_DATASET RECORDS_
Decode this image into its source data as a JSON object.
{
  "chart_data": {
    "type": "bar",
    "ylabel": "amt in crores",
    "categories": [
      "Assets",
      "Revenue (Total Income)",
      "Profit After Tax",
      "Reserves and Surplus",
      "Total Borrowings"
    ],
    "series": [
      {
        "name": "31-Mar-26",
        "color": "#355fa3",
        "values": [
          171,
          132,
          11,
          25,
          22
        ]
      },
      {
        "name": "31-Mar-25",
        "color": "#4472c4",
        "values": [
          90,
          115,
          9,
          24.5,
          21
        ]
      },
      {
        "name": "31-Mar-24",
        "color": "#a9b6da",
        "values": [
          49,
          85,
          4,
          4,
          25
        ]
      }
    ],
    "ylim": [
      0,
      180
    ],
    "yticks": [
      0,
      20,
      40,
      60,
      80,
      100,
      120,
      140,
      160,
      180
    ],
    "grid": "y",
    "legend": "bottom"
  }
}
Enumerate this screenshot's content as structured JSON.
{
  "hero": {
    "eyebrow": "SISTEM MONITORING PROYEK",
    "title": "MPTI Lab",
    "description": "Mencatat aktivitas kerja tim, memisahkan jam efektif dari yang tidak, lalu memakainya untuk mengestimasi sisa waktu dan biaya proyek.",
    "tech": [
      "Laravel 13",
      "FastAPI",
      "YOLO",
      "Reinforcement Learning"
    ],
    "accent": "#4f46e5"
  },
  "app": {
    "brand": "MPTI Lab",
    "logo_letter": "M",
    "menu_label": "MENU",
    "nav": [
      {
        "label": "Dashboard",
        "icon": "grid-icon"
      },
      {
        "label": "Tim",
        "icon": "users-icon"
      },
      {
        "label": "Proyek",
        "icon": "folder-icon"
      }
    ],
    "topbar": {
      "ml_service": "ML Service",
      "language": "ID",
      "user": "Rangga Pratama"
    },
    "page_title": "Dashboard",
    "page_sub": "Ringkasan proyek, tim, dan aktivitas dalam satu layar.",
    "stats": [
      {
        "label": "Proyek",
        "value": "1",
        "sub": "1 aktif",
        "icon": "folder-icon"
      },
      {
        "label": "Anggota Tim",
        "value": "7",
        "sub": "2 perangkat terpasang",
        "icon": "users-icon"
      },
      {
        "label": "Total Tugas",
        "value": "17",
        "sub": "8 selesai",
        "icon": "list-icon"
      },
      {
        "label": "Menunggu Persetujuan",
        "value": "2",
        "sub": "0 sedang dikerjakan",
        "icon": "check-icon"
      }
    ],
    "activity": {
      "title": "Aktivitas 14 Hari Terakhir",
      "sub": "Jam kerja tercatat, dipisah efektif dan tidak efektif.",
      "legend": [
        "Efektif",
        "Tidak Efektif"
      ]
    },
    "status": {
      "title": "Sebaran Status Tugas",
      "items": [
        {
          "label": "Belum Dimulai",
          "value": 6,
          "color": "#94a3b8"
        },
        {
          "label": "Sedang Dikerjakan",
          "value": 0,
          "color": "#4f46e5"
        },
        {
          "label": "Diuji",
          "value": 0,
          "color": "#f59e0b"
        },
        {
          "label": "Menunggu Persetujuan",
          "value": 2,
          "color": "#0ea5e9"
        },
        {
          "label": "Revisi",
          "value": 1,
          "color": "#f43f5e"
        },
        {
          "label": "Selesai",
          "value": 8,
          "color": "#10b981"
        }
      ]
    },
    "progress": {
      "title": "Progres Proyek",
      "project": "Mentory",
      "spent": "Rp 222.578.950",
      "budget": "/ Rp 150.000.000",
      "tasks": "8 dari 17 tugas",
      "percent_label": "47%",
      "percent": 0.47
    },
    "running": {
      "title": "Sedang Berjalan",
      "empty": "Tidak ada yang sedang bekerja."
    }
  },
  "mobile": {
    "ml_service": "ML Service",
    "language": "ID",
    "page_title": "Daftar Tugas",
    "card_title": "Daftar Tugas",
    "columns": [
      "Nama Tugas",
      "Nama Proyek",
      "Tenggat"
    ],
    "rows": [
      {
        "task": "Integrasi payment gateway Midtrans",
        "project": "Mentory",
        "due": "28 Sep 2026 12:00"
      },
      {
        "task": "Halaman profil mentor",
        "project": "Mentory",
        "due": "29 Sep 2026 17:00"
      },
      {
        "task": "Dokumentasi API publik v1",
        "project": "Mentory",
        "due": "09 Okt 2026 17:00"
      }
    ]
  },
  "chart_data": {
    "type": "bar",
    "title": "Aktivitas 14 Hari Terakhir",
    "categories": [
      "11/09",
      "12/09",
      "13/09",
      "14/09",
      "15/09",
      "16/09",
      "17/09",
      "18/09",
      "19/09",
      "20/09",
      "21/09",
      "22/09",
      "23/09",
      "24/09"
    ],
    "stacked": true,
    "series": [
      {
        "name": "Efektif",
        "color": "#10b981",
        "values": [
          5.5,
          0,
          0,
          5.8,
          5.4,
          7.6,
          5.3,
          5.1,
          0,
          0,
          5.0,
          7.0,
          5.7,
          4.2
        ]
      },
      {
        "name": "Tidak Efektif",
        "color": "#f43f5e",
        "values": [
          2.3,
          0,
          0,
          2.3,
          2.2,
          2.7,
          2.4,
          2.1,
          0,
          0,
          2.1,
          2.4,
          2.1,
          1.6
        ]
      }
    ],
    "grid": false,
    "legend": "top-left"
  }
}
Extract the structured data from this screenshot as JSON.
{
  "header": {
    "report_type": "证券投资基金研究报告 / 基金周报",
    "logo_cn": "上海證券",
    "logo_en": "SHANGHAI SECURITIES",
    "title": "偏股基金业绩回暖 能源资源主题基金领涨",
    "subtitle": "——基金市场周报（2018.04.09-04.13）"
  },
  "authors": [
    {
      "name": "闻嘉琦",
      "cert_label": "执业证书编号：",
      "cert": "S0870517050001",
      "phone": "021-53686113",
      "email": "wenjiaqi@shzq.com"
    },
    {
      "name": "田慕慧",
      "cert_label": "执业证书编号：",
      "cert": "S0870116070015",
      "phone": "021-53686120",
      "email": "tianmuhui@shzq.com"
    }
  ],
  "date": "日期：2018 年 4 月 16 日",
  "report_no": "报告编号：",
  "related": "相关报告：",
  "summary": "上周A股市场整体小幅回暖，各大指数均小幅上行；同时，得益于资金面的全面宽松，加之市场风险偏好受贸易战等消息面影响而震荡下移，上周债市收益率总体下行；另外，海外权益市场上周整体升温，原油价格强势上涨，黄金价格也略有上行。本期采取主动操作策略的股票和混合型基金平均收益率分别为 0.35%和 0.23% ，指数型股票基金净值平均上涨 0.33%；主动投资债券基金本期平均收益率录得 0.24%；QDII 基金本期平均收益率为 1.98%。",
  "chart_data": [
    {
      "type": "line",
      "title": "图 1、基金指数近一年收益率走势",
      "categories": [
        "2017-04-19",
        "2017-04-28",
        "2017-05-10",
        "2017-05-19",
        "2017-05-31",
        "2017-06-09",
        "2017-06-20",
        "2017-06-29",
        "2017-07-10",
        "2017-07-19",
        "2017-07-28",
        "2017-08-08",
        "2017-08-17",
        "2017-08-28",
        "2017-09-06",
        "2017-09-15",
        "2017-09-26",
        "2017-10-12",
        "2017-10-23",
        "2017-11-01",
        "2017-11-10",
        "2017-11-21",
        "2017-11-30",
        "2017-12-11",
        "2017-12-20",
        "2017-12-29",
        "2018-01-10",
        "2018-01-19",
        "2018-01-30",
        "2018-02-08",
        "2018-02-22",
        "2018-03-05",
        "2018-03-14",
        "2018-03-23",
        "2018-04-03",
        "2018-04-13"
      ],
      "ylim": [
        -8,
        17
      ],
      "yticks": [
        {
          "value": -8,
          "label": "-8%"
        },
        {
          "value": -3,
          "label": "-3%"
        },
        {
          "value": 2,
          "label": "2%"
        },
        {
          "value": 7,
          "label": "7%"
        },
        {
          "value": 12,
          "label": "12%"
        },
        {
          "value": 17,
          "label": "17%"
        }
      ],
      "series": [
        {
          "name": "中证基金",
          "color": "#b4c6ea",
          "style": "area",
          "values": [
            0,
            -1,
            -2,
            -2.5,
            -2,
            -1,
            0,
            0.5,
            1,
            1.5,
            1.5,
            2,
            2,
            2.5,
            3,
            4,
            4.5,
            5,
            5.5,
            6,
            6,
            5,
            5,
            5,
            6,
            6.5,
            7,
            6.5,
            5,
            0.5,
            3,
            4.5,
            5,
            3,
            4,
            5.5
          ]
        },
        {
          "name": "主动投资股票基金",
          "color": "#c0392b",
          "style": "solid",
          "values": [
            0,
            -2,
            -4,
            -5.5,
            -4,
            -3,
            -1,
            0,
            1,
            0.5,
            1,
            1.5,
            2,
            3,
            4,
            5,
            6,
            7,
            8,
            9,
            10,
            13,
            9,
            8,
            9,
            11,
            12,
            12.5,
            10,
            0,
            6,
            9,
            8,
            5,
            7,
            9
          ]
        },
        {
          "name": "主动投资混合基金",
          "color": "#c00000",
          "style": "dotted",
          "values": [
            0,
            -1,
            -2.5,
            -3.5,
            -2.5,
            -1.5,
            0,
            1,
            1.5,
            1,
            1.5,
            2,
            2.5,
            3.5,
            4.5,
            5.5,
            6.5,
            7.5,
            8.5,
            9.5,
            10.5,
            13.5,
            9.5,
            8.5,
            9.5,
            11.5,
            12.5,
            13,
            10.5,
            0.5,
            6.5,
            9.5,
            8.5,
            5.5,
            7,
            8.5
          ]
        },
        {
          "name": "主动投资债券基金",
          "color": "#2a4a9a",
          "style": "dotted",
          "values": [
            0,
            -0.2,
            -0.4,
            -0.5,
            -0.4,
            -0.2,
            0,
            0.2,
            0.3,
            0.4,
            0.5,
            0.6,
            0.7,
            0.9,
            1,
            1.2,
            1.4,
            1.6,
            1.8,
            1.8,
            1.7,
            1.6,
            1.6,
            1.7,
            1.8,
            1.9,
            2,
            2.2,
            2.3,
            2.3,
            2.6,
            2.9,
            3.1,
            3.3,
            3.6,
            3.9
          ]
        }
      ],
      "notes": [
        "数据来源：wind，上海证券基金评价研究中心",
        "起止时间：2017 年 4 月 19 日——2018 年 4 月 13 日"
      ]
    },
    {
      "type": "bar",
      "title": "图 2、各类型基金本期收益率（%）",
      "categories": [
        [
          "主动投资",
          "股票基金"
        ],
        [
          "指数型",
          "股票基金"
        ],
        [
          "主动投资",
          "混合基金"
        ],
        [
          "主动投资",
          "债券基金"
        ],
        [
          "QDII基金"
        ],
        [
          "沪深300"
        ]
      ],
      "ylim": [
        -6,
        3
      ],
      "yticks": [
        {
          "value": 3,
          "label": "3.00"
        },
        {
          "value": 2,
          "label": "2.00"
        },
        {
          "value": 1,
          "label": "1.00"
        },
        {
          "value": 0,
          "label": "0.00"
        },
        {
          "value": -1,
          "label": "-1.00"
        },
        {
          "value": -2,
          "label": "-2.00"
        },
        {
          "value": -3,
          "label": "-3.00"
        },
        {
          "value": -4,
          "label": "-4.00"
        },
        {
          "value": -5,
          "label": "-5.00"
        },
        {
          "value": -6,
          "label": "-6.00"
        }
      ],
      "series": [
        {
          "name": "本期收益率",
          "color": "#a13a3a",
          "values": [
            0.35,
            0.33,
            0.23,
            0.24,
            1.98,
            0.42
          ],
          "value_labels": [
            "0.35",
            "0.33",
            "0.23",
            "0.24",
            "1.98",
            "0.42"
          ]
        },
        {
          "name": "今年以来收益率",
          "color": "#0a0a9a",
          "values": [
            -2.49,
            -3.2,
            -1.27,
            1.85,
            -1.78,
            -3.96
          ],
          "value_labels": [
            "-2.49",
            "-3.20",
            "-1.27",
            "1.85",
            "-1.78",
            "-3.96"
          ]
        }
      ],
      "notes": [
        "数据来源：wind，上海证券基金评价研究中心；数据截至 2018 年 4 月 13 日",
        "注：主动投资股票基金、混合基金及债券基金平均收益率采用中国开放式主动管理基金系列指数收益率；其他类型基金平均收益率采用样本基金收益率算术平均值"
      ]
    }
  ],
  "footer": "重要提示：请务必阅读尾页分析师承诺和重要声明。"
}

_DESCRIPTION OF THE TASK_
Show all lines from the listing above in which "shzq" appears.

_OUTPUT OF THE EXERCISE_
      "email": "wenjiaqi@shzq.com"
      "email": "tianmuhui@shzq.com"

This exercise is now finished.